→ AIM
Put the lines of the listing into a numbered list, from its first line up to and including the line with "age-label: Age:: [686, 339, 746, 371]". Leave out any blank lines.

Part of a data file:

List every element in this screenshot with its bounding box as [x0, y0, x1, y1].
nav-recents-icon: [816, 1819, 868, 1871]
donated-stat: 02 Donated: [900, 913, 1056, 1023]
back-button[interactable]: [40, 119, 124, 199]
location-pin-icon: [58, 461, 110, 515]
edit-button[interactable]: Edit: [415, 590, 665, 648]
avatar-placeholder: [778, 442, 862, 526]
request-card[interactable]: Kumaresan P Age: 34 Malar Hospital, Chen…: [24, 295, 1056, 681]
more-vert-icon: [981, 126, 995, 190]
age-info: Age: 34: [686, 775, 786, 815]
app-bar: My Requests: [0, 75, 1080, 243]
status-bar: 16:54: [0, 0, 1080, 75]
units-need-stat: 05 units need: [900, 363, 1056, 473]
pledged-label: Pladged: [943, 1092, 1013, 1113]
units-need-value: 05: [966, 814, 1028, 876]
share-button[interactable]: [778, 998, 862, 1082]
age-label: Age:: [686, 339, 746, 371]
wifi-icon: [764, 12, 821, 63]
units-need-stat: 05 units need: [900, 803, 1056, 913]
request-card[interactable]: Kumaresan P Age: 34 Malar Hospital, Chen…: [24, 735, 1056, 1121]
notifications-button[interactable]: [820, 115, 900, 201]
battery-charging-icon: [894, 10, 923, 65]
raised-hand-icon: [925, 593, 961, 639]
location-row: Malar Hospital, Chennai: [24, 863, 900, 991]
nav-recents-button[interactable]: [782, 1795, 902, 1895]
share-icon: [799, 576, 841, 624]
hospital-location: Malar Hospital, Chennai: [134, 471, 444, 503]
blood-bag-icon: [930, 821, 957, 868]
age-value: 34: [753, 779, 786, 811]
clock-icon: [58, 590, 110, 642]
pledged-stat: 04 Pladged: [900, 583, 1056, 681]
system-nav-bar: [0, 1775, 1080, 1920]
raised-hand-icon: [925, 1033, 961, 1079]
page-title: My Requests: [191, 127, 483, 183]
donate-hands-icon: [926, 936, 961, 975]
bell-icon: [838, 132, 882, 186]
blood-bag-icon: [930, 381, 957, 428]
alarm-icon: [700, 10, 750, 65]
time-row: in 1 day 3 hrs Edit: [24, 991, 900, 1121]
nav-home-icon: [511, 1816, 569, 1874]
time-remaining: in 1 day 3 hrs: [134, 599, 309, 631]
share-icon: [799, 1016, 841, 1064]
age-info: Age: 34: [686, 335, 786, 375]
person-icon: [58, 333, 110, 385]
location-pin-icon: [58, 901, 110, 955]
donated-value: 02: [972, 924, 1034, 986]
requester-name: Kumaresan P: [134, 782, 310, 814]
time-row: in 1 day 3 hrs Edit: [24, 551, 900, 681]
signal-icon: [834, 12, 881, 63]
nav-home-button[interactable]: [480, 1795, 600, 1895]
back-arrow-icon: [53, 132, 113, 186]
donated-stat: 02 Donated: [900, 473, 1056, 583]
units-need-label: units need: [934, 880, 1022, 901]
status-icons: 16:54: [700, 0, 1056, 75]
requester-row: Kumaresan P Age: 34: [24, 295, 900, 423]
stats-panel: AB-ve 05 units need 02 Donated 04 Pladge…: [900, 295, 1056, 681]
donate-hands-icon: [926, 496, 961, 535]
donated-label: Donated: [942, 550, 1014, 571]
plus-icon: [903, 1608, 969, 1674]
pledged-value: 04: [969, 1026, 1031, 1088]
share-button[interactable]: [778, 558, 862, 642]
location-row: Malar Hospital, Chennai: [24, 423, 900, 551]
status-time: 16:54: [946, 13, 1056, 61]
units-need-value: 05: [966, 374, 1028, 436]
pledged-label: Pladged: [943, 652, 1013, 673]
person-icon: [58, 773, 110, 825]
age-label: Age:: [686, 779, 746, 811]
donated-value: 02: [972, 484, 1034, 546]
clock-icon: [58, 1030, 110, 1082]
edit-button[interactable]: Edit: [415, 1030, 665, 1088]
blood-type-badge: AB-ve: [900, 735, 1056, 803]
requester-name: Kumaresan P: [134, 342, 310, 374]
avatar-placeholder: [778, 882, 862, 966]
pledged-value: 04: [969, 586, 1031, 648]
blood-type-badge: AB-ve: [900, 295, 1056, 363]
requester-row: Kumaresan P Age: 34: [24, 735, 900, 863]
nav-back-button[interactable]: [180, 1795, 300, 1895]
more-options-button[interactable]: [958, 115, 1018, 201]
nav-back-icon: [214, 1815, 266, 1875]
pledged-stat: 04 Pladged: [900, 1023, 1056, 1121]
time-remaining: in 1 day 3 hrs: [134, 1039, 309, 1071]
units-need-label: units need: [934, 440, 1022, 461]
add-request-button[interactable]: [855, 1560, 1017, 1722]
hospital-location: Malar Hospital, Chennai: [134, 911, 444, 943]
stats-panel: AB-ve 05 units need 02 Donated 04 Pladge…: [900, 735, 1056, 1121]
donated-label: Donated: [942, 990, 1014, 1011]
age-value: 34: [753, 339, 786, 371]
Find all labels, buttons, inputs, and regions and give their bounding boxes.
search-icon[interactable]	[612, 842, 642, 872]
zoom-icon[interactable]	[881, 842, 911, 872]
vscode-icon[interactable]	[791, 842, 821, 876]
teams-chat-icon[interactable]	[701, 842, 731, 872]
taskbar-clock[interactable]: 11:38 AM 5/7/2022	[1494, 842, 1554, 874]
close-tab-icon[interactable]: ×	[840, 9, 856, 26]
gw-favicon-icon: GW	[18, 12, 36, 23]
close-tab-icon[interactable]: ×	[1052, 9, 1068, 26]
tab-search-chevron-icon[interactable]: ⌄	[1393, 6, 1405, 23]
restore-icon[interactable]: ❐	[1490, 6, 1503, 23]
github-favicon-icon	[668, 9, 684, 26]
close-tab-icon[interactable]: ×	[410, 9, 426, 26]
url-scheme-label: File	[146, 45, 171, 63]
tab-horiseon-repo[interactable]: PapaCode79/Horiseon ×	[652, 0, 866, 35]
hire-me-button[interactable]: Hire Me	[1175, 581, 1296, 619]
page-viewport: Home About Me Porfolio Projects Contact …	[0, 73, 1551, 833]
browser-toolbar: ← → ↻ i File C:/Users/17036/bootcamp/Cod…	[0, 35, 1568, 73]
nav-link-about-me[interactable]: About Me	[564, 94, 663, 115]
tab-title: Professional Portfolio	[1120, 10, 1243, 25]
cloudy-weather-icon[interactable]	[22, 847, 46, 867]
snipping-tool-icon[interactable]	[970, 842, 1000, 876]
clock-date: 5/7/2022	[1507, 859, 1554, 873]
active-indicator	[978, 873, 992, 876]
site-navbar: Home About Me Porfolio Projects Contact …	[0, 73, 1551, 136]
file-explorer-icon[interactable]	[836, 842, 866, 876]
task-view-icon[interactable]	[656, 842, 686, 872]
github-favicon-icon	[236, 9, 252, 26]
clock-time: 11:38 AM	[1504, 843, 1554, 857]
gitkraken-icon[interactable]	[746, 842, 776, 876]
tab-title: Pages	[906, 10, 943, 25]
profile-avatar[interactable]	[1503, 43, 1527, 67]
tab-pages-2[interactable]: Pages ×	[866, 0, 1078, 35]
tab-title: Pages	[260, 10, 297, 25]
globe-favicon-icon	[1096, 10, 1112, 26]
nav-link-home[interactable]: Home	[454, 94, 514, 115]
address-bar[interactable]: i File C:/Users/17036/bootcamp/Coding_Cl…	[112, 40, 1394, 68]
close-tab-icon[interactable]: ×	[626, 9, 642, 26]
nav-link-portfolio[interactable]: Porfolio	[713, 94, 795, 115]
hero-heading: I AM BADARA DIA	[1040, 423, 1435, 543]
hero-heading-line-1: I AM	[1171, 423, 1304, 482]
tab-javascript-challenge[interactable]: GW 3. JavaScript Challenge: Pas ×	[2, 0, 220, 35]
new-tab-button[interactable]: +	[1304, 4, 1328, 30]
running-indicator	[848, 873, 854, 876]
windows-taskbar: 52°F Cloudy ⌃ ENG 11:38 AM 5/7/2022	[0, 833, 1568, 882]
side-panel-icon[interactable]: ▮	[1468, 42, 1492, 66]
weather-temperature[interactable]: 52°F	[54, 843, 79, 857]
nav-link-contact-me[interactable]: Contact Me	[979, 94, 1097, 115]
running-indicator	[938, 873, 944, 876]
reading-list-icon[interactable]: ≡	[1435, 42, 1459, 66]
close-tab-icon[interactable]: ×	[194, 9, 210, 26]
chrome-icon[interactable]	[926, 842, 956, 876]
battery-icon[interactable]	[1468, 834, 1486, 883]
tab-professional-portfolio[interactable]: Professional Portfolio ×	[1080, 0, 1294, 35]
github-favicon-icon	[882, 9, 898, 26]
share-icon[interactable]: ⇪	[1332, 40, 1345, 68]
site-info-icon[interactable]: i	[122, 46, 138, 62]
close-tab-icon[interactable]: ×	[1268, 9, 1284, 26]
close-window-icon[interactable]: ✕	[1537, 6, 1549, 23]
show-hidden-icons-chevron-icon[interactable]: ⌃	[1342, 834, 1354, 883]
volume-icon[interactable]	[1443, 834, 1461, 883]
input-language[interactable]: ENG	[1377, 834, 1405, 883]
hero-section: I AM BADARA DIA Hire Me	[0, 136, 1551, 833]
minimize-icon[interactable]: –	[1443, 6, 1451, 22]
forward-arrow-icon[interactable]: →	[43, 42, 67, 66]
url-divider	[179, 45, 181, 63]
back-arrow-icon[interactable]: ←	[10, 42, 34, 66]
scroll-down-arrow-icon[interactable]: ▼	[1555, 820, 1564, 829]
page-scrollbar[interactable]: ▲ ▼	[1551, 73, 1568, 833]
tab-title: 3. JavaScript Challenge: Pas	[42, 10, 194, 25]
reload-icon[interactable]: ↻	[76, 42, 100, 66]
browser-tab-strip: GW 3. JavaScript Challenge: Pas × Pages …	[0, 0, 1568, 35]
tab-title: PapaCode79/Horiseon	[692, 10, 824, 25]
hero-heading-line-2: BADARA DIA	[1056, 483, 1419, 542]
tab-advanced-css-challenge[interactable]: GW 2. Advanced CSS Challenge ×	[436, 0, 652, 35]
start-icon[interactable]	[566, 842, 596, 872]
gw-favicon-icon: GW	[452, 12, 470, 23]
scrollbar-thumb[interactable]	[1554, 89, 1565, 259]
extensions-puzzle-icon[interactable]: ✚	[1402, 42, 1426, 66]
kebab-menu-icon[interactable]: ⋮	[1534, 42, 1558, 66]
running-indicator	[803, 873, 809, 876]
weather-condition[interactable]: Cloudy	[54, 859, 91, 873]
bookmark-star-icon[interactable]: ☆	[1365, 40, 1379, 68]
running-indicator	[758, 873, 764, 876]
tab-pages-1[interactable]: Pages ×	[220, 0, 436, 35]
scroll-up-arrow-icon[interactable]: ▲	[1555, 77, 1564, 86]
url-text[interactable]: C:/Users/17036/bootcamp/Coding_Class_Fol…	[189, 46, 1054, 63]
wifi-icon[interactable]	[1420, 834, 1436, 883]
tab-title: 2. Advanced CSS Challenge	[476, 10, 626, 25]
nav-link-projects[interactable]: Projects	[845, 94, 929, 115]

→ EXPECTED ANSWER
1. List every element in this screenshot with its bounding box as [x0, y0, x1, y1].
2. nav-recents-icon: [816, 1819, 868, 1871]
3. donated-stat: 02 Donated: [900, 913, 1056, 1023]
4. back-button[interactable]: [40, 119, 124, 199]
5. location-pin-icon: [58, 461, 110, 515]
6. edit-button[interactable]: Edit: [415, 590, 665, 648]
7. avatar-placeholder: [778, 442, 862, 526]
8. request-card[interactable]: Kumaresan P Age: 34 Malar Hospital, Chen…: [24, 295, 1056, 681]
9. more-vert-icon: [981, 126, 995, 190]
10. age-info: Age: 34: [686, 775, 786, 815]
11. app-bar: My Requests: [0, 75, 1080, 243]
12. status-bar: 16:54: [0, 0, 1080, 75]
13. units-need-stat: 05 units need: [900, 363, 1056, 473]
14. pledged-label: Pladged: [943, 1092, 1013, 1113]
15. units-need-value: 05: [966, 814, 1028, 876]
16. share-button[interactable]: [778, 998, 862, 1082]
17. age-label: Age:: [686, 339, 746, 371]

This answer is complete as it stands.